PROBLEM REQUIREMENTS: Pick out the lines containing "Histórico".

[Stored dataset items]
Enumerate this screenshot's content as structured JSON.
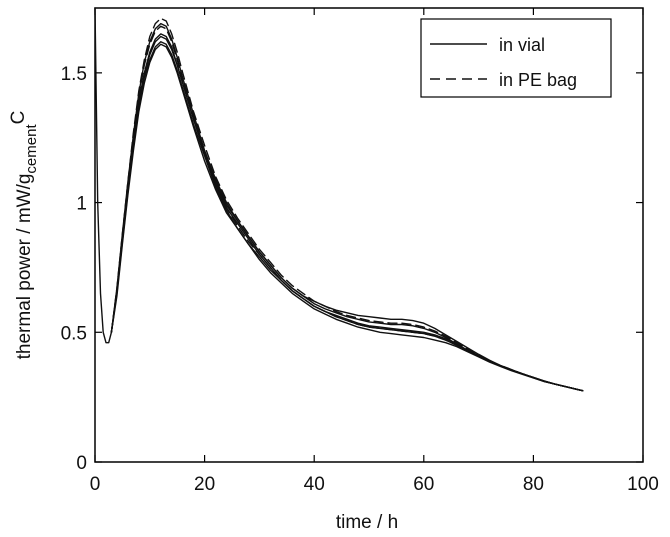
{
  "chart_data": {
    "type": "line",
    "xlabel": "time / h",
    "ylabel_main": "thermal power / mW/g",
    "ylabel_subscript": "cement",
    "ylabel_suffix": "C",
    "xlim": [
      0,
      100
    ],
    "ylim": [
      0,
      1.75
    ],
    "xticks": [
      0,
      20,
      40,
      60,
      80,
      100
    ],
    "xtick_labels": [
      "0",
      "20",
      "40",
      "60",
      "80",
      "100"
    ],
    "yticks": [
      0,
      0.5,
      1,
      1.5
    ],
    "ytick_labels": [
      "0",
      "0.5",
      "1",
      "1.5"
    ],
    "grid": false,
    "legend_position": "top-right",
    "legend": [
      {
        "label": "in vial",
        "style": "solid"
      },
      {
        "label": "in PE bag",
        "style": "dashed"
      }
    ],
    "colors": {
      "line": "#111111",
      "axes": "#000000",
      "background": "#ffffff"
    },
    "series": [
      {
        "style": "solid",
        "x": [
          0,
          0.5,
          1,
          1.5,
          2,
          2.5,
          3,
          4,
          5,
          6,
          7,
          8,
          9,
          10,
          11,
          12,
          13,
          14,
          15,
          16,
          18,
          20,
          22,
          24,
          26,
          28,
          30,
          32,
          34,
          36,
          38,
          40,
          42,
          44,
          46,
          48,
          50,
          52,
          54,
          56,
          58,
          60,
          62,
          64,
          66,
          68,
          70,
          72,
          74,
          76,
          78,
          80,
          82,
          84,
          86,
          88,
          89
        ],
        "y": [
          1.75,
          1.0,
          0.65,
          0.5,
          0.46,
          0.46,
          0.5,
          0.66,
          0.86,
          1.06,
          1.24,
          1.39,
          1.5,
          1.58,
          1.63,
          1.65,
          1.64,
          1.6,
          1.53,
          1.46,
          1.32,
          1.19,
          1.07,
          0.98,
          0.92,
          0.86,
          0.8,
          0.75,
          0.7,
          0.66,
          0.63,
          0.6,
          0.58,
          0.56,
          0.545,
          0.53,
          0.52,
          0.515,
          0.51,
          0.505,
          0.5,
          0.495,
          0.485,
          0.47,
          0.45,
          0.43,
          0.41,
          0.39,
          0.37,
          0.355,
          0.34,
          0.325,
          0.31,
          0.3,
          0.29,
          0.28,
          0.275
        ]
      },
      {
        "style": "solid",
        "x": [
          3,
          4,
          5,
          6,
          7,
          8,
          9,
          10,
          11,
          12,
          13,
          14,
          15,
          16,
          18,
          20,
          22,
          24,
          26,
          28,
          30,
          32,
          34,
          36,
          38,
          40,
          42,
          44,
          46,
          48,
          50,
          52,
          54,
          56,
          58,
          60,
          62,
          64,
          66,
          68,
          70,
          72,
          74,
          76,
          78,
          80,
          82,
          84,
          86,
          88,
          89
        ],
        "y": [
          0.5,
          0.64,
          0.84,
          1.03,
          1.2,
          1.35,
          1.46,
          1.54,
          1.59,
          1.61,
          1.6,
          1.56,
          1.5,
          1.43,
          1.29,
          1.16,
          1.05,
          0.96,
          0.9,
          0.84,
          0.78,
          0.73,
          0.69,
          0.65,
          0.62,
          0.59,
          0.57,
          0.55,
          0.535,
          0.52,
          0.51,
          0.5,
          0.495,
          0.49,
          0.485,
          0.48,
          0.47,
          0.46,
          0.445,
          0.425,
          0.405,
          0.385,
          0.368,
          0.352,
          0.338,
          0.324,
          0.31,
          0.3,
          0.29,
          0.28,
          0.275
        ]
      },
      {
        "style": "solid",
        "x": [
          3,
          4,
          5,
          6,
          7,
          8,
          9,
          10,
          11,
          12,
          13,
          14,
          15,
          16,
          18,
          20,
          22,
          24,
          26,
          28,
          30,
          32,
          34,
          36,
          38,
          40,
          42,
          44,
          46,
          48,
          50,
          52,
          54,
          56,
          58,
          60,
          62,
          64,
          66,
          68,
          70,
          72,
          74,
          76,
          78,
          80,
          82,
          84,
          86,
          88,
          89
        ],
        "y": [
          0.5,
          0.67,
          0.88,
          1.08,
          1.26,
          1.42,
          1.54,
          1.62,
          1.67,
          1.69,
          1.68,
          1.63,
          1.56,
          1.48,
          1.34,
          1.2,
          1.08,
          0.99,
          0.93,
          0.87,
          0.81,
          0.76,
          0.71,
          0.67,
          0.64,
          0.61,
          0.59,
          0.575,
          0.56,
          0.55,
          0.54,
          0.535,
          0.53,
          0.53,
          0.525,
          0.515,
          0.5,
          0.48,
          0.455,
          0.43,
          0.41,
          0.39,
          0.372,
          0.356,
          0.34,
          0.326,
          0.312,
          0.3,
          0.29,
          0.28,
          0.275
        ]
      },
      {
        "style": "solid",
        "x": [
          3,
          4,
          5,
          6,
          7,
          8,
          9,
          10,
          11,
          12,
          13,
          14,
          15,
          16,
          18,
          20,
          22,
          24,
          26,
          28,
          30,
          32,
          34,
          36,
          38,
          40,
          42,
          44,
          46,
          48,
          50,
          52,
          54,
          56,
          58,
          60,
          62,
          64,
          66,
          68,
          70,
          72,
          74,
          76,
          78,
          80,
          82,
          84,
          86,
          88,
          89
        ],
        "y": [
          0.5,
          0.65,
          0.85,
          1.04,
          1.22,
          1.37,
          1.48,
          1.55,
          1.6,
          1.62,
          1.61,
          1.57,
          1.51,
          1.44,
          1.3,
          1.18,
          1.06,
          0.97,
          0.9,
          0.84,
          0.79,
          0.74,
          0.7,
          0.66,
          0.63,
          0.6,
          0.58,
          0.565,
          0.55,
          0.535,
          0.525,
          0.52,
          0.515,
          0.51,
          0.505,
          0.5,
          0.49,
          0.475,
          0.455,
          0.43,
          0.41,
          0.39,
          0.37,
          0.354,
          0.34,
          0.325,
          0.311,
          0.3,
          0.29,
          0.28,
          0.275
        ]
      },
      {
        "style": "solid",
        "x": [
          3,
          4,
          5,
          6,
          7,
          8,
          9,
          10,
          11,
          12,
          13,
          14,
          15,
          16,
          18,
          20,
          22,
          24,
          26,
          28,
          30,
          32,
          34,
          36,
          38,
          40,
          42,
          44,
          46,
          48,
          50,
          52,
          54,
          56,
          58,
          60,
          62,
          64,
          66,
          68,
          70,
          72,
          74,
          76,
          78,
          80,
          82,
          84,
          86,
          88,
          89
        ],
        "y": [
          0.5,
          0.66,
          0.86,
          1.06,
          1.23,
          1.38,
          1.49,
          1.57,
          1.62,
          1.64,
          1.63,
          1.59,
          1.53,
          1.46,
          1.32,
          1.2,
          1.09,
          1.0,
          0.93,
          0.87,
          0.81,
          0.76,
          0.71,
          0.67,
          0.64,
          0.62,
          0.6,
          0.585,
          0.575,
          0.565,
          0.56,
          0.555,
          0.55,
          0.55,
          0.545,
          0.535,
          0.515,
          0.49,
          0.465,
          0.44,
          0.415,
          0.392,
          0.372,
          0.355,
          0.34,
          0.326,
          0.312,
          0.3,
          0.29,
          0.28,
          0.275
        ]
      },
      {
        "style": "dashed",
        "x": [
          3,
          4,
          5,
          6,
          7,
          8,
          9,
          10,
          11,
          12,
          13,
          14,
          15,
          16,
          18,
          20,
          22,
          24,
          26,
          28,
          30,
          32,
          34,
          36,
          38,
          40,
          42,
          44,
          46,
          48,
          50,
          52,
          54,
          56,
          58,
          60,
          62,
          64,
          66,
          68,
          70,
          72,
          74,
          76,
          78,
          80,
          82,
          84,
          86,
          88,
          89
        ],
        "y": [
          0.5,
          0.67,
          0.88,
          1.08,
          1.27,
          1.43,
          1.55,
          1.64,
          1.69,
          1.71,
          1.7,
          1.65,
          1.58,
          1.5,
          1.35,
          1.22,
          1.1,
          1.01,
          0.94,
          0.88,
          0.82,
          0.77,
          0.72,
          0.68,
          0.65,
          0.62,
          0.6,
          0.58,
          0.565,
          0.555,
          0.545,
          0.54,
          0.535,
          0.535,
          0.53,
          0.52,
          0.505,
          0.485,
          0.46,
          0.435,
          0.41,
          0.39,
          0.372,
          0.356,
          0.34,
          0.326,
          0.312,
          0.3,
          0.29,
          0.28,
          0.275
        ]
      },
      {
        "style": "dashed",
        "x": [
          3,
          4,
          5,
          6,
          7,
          8,
          9,
          10,
          11,
          12,
          13,
          14,
          15,
          16,
          18,
          20,
          22,
          24,
          26,
          28,
          30,
          32,
          34,
          36,
          38,
          40,
          42,
          44,
          46,
          48,
          50,
          52,
          54,
          56,
          58,
          60,
          62,
          64,
          66,
          68,
          70,
          72,
          74,
          76,
          78,
          80,
          82,
          84,
          86,
          88,
          89
        ],
        "y": [
          0.5,
          0.66,
          0.87,
          1.07,
          1.25,
          1.41,
          1.53,
          1.61,
          1.66,
          1.68,
          1.67,
          1.62,
          1.55,
          1.47,
          1.33,
          1.2,
          1.08,
          0.98,
          0.91,
          0.85,
          0.8,
          0.75,
          0.7,
          0.66,
          0.63,
          0.6,
          0.58,
          0.56,
          0.545,
          0.53,
          0.52,
          0.515,
          0.51,
          0.505,
          0.5,
          0.495,
          0.485,
          0.47,
          0.45,
          0.43,
          0.41,
          0.39,
          0.37,
          0.354,
          0.34,
          0.325,
          0.311,
          0.3,
          0.29,
          0.28,
          0.275
        ]
      }
    ]
  }
}
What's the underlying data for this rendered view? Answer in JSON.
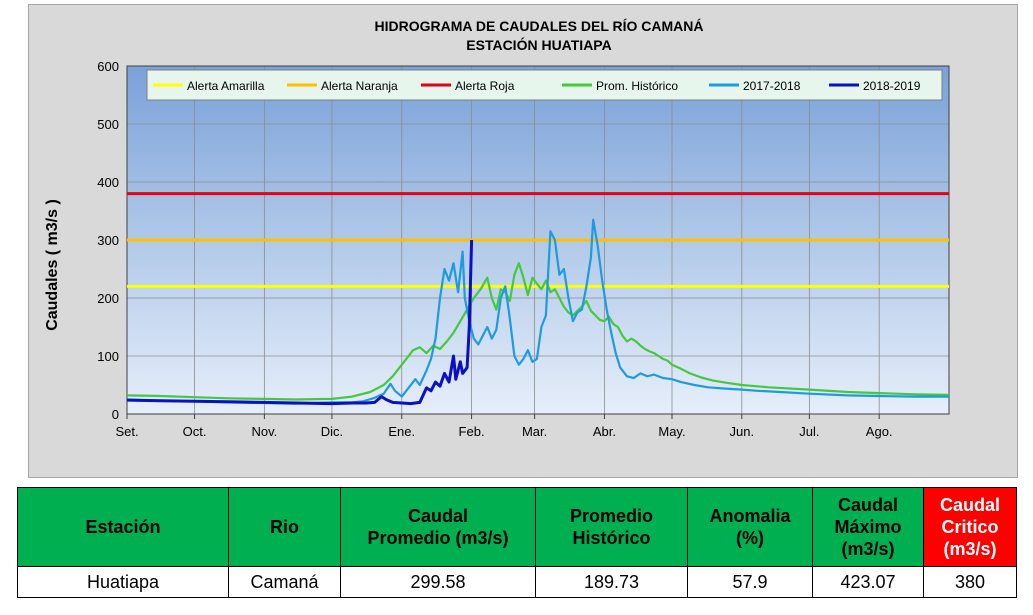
{
  "chart_data": {
    "type": "line",
    "title": "HIDROGRAMA DE CAUDALES DEL RÍO CAMANÁ",
    "subtitle": "ESTACIÓN HUATIAPA",
    "ylabel": "Caudales ( m3/s )",
    "xlabel": "",
    "ylim": [
      0,
      600
    ],
    "xlim": [
      0,
      365
    ],
    "yticks": [
      0,
      100,
      200,
      300,
      400,
      500,
      600
    ],
    "grid": true,
    "legend_position": "top",
    "month_ticks": [
      {
        "label": "Set.",
        "day": 0
      },
      {
        "label": "Oct.",
        "day": 30
      },
      {
        "label": "Nov.",
        "day": 61
      },
      {
        "label": "Dic.",
        "day": 91
      },
      {
        "label": "Ene.",
        "day": 122
      },
      {
        "label": "Feb.",
        "day": 153
      },
      {
        "label": "Mar.",
        "day": 181
      },
      {
        "label": "Abr.",
        "day": 212
      },
      {
        "label": "May.",
        "day": 242
      },
      {
        "label": "Jun.",
        "day": 273
      },
      {
        "label": "Jul.",
        "day": 303
      },
      {
        "label": "Ago.",
        "day": 334
      }
    ],
    "thresholds": [
      {
        "name": "Alerta Amarilla",
        "value": 220,
        "color": "#ffff00"
      },
      {
        "name": "Alerta Naranja",
        "value": 300,
        "color": "#ffc000"
      },
      {
        "name": "Alerta Roja",
        "value": 380,
        "color": "#e3001b"
      }
    ],
    "series": [
      {
        "name": "Prom. Histórico",
        "color": "#44c93c",
        "points": [
          [
            0,
            32
          ],
          [
            15,
            31
          ],
          [
            30,
            29
          ],
          [
            45,
            27
          ],
          [
            61,
            26
          ],
          [
            75,
            25
          ],
          [
            91,
            26
          ],
          [
            100,
            30
          ],
          [
            108,
            38
          ],
          [
            114,
            50
          ],
          [
            118,
            65
          ],
          [
            121,
            80
          ],
          [
            124,
            95
          ],
          [
            127,
            110
          ],
          [
            130,
            115
          ],
          [
            133,
            105
          ],
          [
            136,
            118
          ],
          [
            139,
            112
          ],
          [
            142,
            125
          ],
          [
            145,
            140
          ],
          [
            148,
            160
          ],
          [
            151,
            180
          ],
          [
            154,
            200
          ],
          [
            157,
            215
          ],
          [
            160,
            235
          ],
          [
            162,
            200
          ],
          [
            164,
            180
          ],
          [
            166,
            215
          ],
          [
            168,
            210
          ],
          [
            170,
            195
          ],
          [
            172,
            240
          ],
          [
            174,
            260
          ],
          [
            176,
            235
          ],
          [
            178,
            205
          ],
          [
            180,
            235
          ],
          [
            182,
            225
          ],
          [
            184,
            215
          ],
          [
            186,
            230
          ],
          [
            188,
            210
          ],
          [
            190,
            215
          ],
          [
            192,
            200
          ],
          [
            194,
            185
          ],
          [
            196,
            175
          ],
          [
            198,
            170
          ],
          [
            200,
            178
          ],
          [
            202,
            185
          ],
          [
            204,
            195
          ],
          [
            206,
            178
          ],
          [
            208,
            170
          ],
          [
            210,
            162
          ],
          [
            212,
            160
          ],
          [
            214,
            168
          ],
          [
            216,
            155
          ],
          [
            218,
            150
          ],
          [
            220,
            135
          ],
          [
            222,
            125
          ],
          [
            224,
            130
          ],
          [
            226,
            125
          ],
          [
            228,
            118
          ],
          [
            230,
            112
          ],
          [
            232,
            108
          ],
          [
            234,
            105
          ],
          [
            236,
            100
          ],
          [
            238,
            95
          ],
          [
            240,
            92
          ],
          [
            242,
            85
          ],
          [
            246,
            78
          ],
          [
            250,
            70
          ],
          [
            255,
            63
          ],
          [
            260,
            58
          ],
          [
            266,
            54
          ],
          [
            273,
            50
          ],
          [
            285,
            46
          ],
          [
            303,
            42
          ],
          [
            320,
            38
          ],
          [
            334,
            36
          ],
          [
            350,
            34
          ],
          [
            365,
            33
          ]
        ]
      },
      {
        "name": "2017-2018",
        "color": "#1e9bde",
        "points": [
          [
            0,
            25
          ],
          [
            15,
            23
          ],
          [
            30,
            22
          ],
          [
            45,
            20
          ],
          [
            61,
            19
          ],
          [
            75,
            18
          ],
          [
            91,
            20
          ],
          [
            100,
            20
          ],
          [
            105,
            22
          ],
          [
            110,
            28
          ],
          [
            114,
            35
          ],
          [
            117,
            52
          ],
          [
            119,
            40
          ],
          [
            122,
            30
          ],
          [
            125,
            45
          ],
          [
            128,
            60
          ],
          [
            130,
            50
          ],
          [
            133,
            75
          ],
          [
            135,
            95
          ],
          [
            137,
            130
          ],
          [
            139,
            200
          ],
          [
            141,
            250
          ],
          [
            143,
            230
          ],
          [
            145,
            260
          ],
          [
            147,
            210
          ],
          [
            149,
            280
          ],
          [
            150,
            200
          ],
          [
            152,
            160
          ],
          [
            154,
            130
          ],
          [
            156,
            120
          ],
          [
            158,
            135
          ],
          [
            160,
            150
          ],
          [
            162,
            130
          ],
          [
            164,
            145
          ],
          [
            166,
            200
          ],
          [
            168,
            220
          ],
          [
            170,
            165
          ],
          [
            172,
            100
          ],
          [
            174,
            85
          ],
          [
            176,
            95
          ],
          [
            178,
            110
          ],
          [
            180,
            90
          ],
          [
            182,
            95
          ],
          [
            184,
            150
          ],
          [
            186,
            170
          ],
          [
            188,
            315
          ],
          [
            190,
            300
          ],
          [
            192,
            240
          ],
          [
            194,
            250
          ],
          [
            196,
            200
          ],
          [
            198,
            160
          ],
          [
            200,
            175
          ],
          [
            202,
            180
          ],
          [
            204,
            220
          ],
          [
            206,
            270
          ],
          [
            207,
            335
          ],
          [
            209,
            290
          ],
          [
            211,
            230
          ],
          [
            213,
            180
          ],
          [
            215,
            140
          ],
          [
            217,
            105
          ],
          [
            219,
            80
          ],
          [
            222,
            65
          ],
          [
            225,
            62
          ],
          [
            228,
            70
          ],
          [
            231,
            65
          ],
          [
            234,
            68
          ],
          [
            238,
            62
          ],
          [
            242,
            60
          ],
          [
            246,
            55
          ],
          [
            252,
            50
          ],
          [
            258,
            46
          ],
          [
            265,
            44
          ],
          [
            273,
            42
          ],
          [
            280,
            40
          ],
          [
            290,
            38
          ],
          [
            303,
            35
          ],
          [
            320,
            32
          ],
          [
            334,
            31
          ],
          [
            350,
            30
          ],
          [
            365,
            30
          ]
        ]
      },
      {
        "name": "2018-2019",
        "color": "#0b10c4",
        "points": [
          [
            0,
            24
          ],
          [
            15,
            23
          ],
          [
            30,
            22
          ],
          [
            45,
            21
          ],
          [
            61,
            20
          ],
          [
            75,
            19
          ],
          [
            91,
            18
          ],
          [
            100,
            19
          ],
          [
            106,
            19
          ],
          [
            110,
            20
          ],
          [
            113,
            30
          ],
          [
            115,
            25
          ],
          [
            118,
            20
          ],
          [
            122,
            19
          ],
          [
            126,
            18
          ],
          [
            130,
            20
          ],
          [
            133,
            45
          ],
          [
            135,
            40
          ],
          [
            137,
            55
          ],
          [
            139,
            48
          ],
          [
            141,
            70
          ],
          [
            143,
            55
          ],
          [
            145,
            100
          ],
          [
            146,
            60
          ],
          [
            148,
            90
          ],
          [
            149,
            70
          ],
          [
            151,
            80
          ],
          [
            152,
            150
          ],
          [
            153,
            300
          ]
        ]
      }
    ],
    "legend": [
      "Alerta Amarilla",
      "Alerta Naranja",
      "Alerta Roja",
      "Prom. Histórico",
      "2017-2018",
      "2018-2019"
    ]
  },
  "table": {
    "headers": [
      [
        "Estación"
      ],
      [
        "Rio"
      ],
      [
        "Caudal",
        "Promedio  (m3/s)"
      ],
      [
        "Promedio",
        "Histórico"
      ],
      [
        "Anomalia",
        "(%)"
      ],
      [
        "Caudal",
        "Máximo",
        "(m3/s)"
      ],
      [
        "Caudal",
        "Critico",
        "(m3/s)"
      ]
    ],
    "row": [
      "Huatiapa",
      "Camaná",
      "299.58",
      "189.73",
      "57.9",
      "423.07",
      "380"
    ],
    "critical_color": "#ff0000",
    "header_color": "#00b050"
  }
}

RESPONSE:
        "name": "Prom. Histórico",
      "Prom. Histórico",
        "Histórico"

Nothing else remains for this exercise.